━━━ Material for this task ━━━

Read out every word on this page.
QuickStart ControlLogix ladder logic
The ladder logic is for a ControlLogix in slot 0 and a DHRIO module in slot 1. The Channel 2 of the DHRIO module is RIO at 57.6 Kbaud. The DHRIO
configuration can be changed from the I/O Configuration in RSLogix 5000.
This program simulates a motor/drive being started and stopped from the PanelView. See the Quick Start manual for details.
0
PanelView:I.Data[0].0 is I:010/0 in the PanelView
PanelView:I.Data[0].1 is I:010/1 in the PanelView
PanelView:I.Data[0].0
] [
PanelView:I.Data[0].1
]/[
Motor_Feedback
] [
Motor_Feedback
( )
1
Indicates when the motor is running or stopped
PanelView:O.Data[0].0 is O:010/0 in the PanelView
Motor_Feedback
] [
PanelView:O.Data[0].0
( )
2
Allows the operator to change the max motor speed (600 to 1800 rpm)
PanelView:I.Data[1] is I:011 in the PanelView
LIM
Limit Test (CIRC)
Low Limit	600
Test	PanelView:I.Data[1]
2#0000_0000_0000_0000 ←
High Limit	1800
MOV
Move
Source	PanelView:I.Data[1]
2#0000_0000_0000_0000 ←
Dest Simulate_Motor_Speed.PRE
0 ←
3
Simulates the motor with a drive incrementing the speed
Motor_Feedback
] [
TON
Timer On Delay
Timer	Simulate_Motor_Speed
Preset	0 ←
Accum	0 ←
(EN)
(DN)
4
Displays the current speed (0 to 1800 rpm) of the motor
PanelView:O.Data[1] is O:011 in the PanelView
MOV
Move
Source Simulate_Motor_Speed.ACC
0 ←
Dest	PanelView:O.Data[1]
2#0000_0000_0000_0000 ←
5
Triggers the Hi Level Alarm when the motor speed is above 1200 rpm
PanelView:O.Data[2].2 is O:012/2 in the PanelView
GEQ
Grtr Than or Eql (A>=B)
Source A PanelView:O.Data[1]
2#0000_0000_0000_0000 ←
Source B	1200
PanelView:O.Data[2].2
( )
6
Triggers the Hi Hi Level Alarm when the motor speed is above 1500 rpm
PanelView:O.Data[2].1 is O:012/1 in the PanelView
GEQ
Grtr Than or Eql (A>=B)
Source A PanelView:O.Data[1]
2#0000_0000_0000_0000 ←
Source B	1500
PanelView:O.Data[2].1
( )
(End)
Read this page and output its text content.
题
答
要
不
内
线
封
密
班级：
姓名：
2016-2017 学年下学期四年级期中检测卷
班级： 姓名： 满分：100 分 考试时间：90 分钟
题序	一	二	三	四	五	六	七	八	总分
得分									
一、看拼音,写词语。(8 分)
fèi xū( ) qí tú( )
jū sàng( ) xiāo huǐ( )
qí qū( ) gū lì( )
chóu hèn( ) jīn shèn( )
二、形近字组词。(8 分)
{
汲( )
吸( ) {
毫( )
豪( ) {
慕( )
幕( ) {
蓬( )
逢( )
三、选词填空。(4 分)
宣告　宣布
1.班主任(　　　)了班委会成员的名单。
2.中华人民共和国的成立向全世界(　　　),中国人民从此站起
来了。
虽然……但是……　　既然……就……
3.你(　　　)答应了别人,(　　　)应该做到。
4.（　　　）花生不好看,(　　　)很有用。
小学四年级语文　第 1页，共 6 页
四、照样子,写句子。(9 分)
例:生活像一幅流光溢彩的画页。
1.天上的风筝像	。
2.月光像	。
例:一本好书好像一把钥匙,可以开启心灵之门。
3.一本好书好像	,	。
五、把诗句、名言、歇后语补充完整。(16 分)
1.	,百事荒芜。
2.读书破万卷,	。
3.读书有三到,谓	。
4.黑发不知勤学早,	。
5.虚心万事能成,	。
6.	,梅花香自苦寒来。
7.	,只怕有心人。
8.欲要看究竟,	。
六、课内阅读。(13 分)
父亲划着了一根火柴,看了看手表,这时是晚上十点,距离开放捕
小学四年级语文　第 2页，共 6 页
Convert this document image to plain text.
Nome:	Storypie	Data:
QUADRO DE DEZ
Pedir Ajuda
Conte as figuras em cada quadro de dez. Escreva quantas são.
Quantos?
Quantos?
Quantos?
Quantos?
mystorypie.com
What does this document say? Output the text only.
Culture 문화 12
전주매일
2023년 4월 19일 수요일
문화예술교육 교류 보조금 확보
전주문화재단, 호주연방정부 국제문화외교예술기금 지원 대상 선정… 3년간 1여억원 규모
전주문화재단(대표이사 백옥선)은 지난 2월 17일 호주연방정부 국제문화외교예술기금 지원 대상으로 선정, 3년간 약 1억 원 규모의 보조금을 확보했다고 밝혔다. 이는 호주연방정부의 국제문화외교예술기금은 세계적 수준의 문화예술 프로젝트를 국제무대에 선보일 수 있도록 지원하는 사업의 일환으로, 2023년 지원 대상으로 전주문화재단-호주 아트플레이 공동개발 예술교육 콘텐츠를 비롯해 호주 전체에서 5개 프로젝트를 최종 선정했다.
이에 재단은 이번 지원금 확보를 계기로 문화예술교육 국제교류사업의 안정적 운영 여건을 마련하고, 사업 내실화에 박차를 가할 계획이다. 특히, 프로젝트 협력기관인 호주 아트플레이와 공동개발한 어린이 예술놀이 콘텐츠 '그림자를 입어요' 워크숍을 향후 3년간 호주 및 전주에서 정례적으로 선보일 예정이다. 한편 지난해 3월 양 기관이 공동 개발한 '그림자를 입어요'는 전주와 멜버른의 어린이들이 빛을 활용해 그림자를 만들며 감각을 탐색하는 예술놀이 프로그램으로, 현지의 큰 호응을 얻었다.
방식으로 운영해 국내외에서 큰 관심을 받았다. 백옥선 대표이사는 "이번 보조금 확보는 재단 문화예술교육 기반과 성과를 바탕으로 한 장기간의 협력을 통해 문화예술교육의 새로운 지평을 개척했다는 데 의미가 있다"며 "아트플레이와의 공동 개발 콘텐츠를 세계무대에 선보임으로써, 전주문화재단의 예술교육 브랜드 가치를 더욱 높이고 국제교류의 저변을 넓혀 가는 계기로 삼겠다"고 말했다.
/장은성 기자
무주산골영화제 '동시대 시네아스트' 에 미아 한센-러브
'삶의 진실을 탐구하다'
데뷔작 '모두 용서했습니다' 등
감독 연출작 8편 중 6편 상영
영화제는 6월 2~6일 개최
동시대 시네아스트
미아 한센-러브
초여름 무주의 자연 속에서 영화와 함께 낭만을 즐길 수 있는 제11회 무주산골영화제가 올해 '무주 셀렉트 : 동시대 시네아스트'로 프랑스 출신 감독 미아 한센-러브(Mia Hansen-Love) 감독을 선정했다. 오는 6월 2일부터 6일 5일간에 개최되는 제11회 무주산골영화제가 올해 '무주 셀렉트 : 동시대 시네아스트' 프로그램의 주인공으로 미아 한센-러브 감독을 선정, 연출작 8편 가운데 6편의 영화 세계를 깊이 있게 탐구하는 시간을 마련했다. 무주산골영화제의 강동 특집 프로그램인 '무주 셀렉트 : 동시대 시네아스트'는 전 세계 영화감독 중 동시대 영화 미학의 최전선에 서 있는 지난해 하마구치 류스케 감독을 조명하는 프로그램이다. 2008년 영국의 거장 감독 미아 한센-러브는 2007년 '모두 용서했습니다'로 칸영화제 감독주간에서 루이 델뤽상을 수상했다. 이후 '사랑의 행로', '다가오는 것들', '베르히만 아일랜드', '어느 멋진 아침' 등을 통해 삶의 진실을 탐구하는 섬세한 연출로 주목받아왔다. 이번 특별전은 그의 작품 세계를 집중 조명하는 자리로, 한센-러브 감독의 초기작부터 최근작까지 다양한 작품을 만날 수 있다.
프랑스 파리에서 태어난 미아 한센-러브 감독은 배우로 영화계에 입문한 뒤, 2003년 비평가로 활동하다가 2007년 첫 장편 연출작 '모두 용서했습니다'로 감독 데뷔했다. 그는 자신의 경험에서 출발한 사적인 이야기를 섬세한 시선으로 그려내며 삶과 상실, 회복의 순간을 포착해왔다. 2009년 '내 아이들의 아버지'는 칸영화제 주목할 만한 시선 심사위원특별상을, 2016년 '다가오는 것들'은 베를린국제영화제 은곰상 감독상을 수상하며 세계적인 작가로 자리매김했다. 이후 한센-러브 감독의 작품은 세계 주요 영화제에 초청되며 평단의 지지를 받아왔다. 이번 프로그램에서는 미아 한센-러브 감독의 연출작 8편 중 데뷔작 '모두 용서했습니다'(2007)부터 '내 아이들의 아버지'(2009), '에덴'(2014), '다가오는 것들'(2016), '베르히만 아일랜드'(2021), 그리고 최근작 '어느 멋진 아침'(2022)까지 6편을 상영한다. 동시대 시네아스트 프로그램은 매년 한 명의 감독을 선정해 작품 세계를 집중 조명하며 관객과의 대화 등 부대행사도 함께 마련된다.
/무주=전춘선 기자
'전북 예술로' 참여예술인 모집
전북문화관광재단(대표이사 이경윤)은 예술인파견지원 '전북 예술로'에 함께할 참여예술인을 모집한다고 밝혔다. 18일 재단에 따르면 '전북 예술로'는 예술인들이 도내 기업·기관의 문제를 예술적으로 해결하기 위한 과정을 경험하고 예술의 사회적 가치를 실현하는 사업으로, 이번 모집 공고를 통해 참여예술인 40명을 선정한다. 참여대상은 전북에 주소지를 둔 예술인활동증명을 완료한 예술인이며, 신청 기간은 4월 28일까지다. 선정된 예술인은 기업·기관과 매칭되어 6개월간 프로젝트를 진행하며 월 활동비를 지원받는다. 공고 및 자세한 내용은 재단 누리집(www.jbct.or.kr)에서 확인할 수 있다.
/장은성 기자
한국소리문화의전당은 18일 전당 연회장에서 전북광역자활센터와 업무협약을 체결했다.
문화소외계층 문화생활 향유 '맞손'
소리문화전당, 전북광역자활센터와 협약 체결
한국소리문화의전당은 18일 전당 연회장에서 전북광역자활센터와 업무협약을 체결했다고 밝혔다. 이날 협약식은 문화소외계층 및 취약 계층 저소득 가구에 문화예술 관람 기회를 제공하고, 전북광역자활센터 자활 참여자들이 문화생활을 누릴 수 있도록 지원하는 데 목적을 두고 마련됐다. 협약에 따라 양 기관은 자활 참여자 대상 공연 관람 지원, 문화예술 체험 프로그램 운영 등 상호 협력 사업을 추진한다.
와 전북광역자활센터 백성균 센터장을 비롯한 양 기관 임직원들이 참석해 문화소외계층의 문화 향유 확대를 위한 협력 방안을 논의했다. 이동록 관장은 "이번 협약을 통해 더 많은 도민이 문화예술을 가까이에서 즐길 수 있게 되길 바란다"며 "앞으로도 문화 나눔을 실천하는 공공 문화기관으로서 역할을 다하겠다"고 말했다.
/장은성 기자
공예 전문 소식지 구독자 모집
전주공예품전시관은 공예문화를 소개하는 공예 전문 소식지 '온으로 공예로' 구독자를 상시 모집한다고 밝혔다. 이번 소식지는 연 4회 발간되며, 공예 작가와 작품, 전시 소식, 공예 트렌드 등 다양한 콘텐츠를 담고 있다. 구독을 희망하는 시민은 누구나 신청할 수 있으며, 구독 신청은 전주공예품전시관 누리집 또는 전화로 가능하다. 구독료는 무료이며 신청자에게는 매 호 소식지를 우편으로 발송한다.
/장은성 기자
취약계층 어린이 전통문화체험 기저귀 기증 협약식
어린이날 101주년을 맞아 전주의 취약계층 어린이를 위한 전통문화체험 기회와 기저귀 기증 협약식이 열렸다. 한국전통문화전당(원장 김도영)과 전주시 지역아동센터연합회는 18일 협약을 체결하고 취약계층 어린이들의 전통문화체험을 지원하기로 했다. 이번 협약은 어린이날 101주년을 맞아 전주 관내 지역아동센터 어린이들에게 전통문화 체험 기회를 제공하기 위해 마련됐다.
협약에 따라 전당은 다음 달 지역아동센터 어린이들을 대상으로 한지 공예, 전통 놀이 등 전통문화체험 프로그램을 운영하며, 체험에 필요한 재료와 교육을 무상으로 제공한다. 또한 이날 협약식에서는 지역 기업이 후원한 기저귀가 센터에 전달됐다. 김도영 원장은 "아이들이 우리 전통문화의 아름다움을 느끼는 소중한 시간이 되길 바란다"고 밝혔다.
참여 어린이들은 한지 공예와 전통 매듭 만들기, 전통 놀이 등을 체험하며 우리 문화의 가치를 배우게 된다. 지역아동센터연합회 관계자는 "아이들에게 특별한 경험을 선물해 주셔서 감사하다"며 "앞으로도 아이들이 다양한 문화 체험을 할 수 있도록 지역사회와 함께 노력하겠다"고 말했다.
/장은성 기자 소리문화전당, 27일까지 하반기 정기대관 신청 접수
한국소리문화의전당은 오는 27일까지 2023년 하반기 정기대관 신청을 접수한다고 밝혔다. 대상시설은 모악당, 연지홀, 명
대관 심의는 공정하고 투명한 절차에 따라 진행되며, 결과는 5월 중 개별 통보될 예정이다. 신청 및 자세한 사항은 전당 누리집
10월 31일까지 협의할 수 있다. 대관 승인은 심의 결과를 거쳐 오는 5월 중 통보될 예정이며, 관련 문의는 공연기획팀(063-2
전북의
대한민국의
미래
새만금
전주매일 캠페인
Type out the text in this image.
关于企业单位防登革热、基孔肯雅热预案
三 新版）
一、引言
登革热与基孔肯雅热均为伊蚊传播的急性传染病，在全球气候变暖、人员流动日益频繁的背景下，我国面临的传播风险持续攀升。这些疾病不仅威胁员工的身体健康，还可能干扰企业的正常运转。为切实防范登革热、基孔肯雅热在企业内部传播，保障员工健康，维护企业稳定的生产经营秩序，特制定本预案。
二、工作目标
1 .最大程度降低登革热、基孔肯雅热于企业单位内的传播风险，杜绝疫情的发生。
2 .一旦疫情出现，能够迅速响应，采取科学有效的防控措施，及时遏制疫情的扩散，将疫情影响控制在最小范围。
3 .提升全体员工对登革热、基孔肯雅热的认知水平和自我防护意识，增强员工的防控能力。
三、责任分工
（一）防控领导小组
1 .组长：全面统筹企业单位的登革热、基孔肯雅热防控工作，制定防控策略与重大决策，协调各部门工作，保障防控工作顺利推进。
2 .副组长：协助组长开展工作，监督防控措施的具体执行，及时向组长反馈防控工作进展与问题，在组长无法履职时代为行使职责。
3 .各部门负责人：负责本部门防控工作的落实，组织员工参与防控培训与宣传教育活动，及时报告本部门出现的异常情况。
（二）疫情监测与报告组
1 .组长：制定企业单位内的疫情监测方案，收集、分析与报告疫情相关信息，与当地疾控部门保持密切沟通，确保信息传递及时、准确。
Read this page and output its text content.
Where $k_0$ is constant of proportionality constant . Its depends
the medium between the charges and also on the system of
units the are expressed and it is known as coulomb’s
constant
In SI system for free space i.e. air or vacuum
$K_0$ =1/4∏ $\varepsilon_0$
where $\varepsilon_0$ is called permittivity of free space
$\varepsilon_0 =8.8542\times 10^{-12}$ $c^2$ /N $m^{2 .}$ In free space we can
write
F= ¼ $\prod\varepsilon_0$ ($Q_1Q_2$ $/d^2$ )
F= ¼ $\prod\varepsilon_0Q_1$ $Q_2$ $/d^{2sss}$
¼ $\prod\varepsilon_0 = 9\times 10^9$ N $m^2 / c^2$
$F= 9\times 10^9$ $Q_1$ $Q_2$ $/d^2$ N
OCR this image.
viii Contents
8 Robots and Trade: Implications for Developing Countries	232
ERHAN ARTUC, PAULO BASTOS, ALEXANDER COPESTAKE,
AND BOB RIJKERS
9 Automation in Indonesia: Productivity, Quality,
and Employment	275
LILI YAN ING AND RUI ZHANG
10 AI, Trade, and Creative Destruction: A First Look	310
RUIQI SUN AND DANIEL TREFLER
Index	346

━━━

Give only the number of lines in the data that hold the string "전북광역자활센터와".

3